## START

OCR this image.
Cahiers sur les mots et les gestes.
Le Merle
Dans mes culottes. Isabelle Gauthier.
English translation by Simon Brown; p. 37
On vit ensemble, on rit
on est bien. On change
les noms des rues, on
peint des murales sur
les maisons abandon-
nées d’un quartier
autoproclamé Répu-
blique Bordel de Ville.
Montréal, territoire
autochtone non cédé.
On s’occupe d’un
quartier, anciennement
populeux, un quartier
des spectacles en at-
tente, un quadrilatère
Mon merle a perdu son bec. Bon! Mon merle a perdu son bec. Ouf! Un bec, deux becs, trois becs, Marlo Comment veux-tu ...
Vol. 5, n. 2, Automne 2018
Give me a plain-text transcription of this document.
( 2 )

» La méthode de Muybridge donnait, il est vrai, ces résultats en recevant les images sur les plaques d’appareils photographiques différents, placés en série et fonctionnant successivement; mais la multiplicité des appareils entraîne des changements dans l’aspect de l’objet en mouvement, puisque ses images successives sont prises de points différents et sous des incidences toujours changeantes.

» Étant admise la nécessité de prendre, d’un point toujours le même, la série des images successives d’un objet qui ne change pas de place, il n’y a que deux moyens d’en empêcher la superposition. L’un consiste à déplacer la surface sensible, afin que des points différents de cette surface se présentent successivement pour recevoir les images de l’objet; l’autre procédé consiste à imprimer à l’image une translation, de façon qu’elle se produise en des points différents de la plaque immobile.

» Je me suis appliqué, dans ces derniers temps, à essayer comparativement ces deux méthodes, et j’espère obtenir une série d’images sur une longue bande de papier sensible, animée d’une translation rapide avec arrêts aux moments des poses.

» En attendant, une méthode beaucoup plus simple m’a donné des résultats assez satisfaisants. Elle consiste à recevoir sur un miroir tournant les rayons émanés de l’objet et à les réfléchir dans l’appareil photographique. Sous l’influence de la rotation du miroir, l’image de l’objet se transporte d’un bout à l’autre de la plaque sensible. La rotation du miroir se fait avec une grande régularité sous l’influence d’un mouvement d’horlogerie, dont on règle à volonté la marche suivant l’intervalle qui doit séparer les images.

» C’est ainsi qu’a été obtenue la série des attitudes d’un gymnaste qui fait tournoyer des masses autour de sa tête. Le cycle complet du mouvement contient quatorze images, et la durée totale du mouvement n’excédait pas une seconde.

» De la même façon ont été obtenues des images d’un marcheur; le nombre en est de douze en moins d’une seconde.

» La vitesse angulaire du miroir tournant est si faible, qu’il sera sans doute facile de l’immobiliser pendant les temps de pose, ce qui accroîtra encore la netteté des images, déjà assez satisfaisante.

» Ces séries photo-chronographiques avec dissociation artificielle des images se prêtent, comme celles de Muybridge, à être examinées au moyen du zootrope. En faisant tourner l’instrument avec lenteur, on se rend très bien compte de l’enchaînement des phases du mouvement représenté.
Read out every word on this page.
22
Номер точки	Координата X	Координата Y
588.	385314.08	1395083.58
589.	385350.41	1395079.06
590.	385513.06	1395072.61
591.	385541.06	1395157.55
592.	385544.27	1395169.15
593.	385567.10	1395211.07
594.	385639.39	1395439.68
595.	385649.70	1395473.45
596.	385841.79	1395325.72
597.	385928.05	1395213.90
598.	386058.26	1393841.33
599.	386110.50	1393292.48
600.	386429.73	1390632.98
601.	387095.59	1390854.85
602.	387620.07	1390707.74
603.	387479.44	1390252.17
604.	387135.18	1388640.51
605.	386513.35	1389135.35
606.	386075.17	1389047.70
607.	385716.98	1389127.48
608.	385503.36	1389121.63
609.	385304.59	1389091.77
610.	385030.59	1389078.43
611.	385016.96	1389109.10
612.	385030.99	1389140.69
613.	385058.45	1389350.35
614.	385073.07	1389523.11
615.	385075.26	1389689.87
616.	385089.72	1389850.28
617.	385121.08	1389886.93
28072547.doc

## END

### Set problem:
Gather every line from the entries above where the word "façon" appears, and copy them.

### Answer below:
» Étant admise la nécessité de prendre, d’un point toujours le même, la série des images successives d’un objet qui ne change pas de place, il n’y a que deux moyens d’en empêcher la superposition. L’un consiste à déplacer la surface sensible, afin que des points différents de cette surface se présentent successivement pour recevoir les images de l’objet; l’autre procédé consiste à imprimer à l’image une translation, de façon qu’elle se produise en des points différents de la plaque immobile.
» De la même façon ont été obtenues des images d’un marcheur; le nombre en est de douze en moins d’une seconde.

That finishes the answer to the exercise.